_DATA FOR THE TASK_
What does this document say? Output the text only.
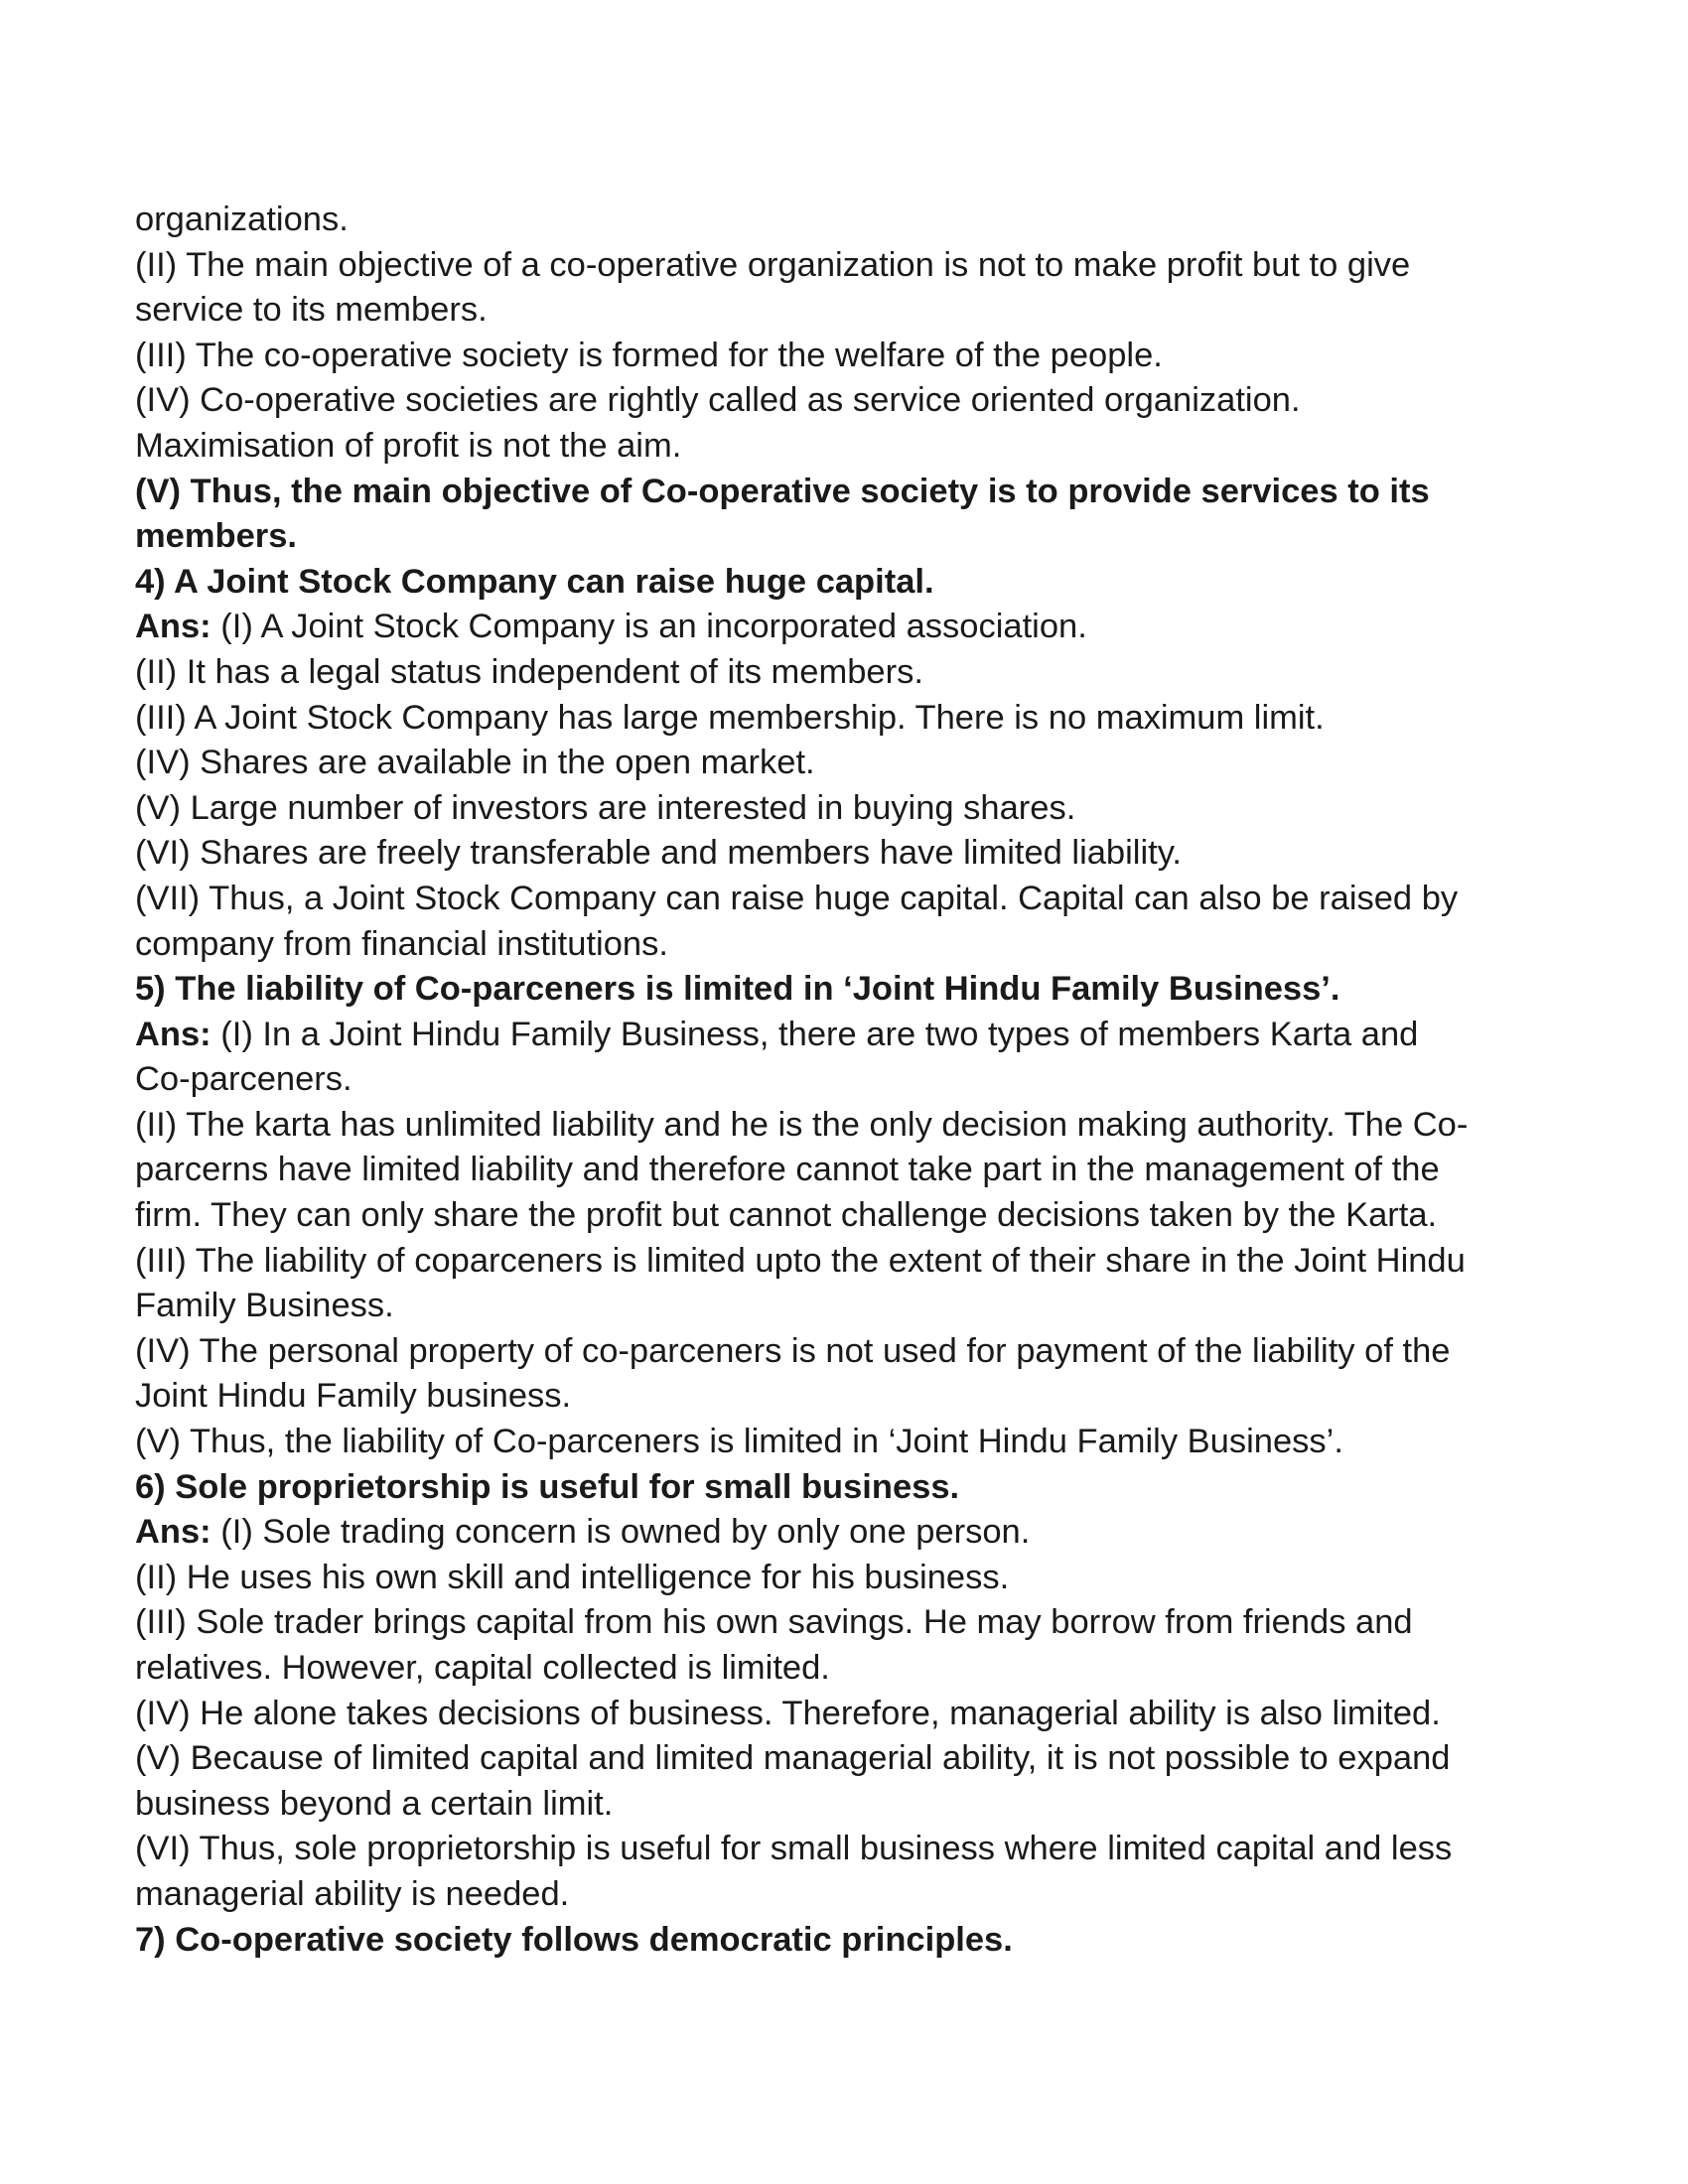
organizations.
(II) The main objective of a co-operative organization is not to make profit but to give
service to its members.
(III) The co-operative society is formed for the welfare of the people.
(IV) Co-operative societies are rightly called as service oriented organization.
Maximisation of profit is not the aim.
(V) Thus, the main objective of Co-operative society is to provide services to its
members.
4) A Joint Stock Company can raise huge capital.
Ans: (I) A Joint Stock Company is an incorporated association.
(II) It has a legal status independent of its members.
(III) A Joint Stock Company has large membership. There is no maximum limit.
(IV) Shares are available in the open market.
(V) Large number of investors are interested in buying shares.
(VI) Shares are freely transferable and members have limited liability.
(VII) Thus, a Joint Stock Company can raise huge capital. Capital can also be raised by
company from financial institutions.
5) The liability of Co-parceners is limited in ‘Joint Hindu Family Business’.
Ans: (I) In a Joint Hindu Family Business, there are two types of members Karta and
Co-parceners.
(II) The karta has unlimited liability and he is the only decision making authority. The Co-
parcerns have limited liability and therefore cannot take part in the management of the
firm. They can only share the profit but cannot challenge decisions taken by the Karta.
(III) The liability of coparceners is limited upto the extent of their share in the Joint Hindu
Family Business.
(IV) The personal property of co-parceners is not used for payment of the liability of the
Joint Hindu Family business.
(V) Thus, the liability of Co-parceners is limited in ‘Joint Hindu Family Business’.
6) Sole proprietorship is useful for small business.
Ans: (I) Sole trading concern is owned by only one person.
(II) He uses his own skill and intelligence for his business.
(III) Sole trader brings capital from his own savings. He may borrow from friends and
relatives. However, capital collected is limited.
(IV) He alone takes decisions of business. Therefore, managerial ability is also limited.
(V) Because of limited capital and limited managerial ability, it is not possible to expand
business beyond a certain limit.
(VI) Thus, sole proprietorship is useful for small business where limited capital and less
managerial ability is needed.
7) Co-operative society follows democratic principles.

_WRITTEN INSTRUCTION_
Give the number of lines that hold the word "Stock" in these records, with nothing added.

_CORRECT OUTPUT_
4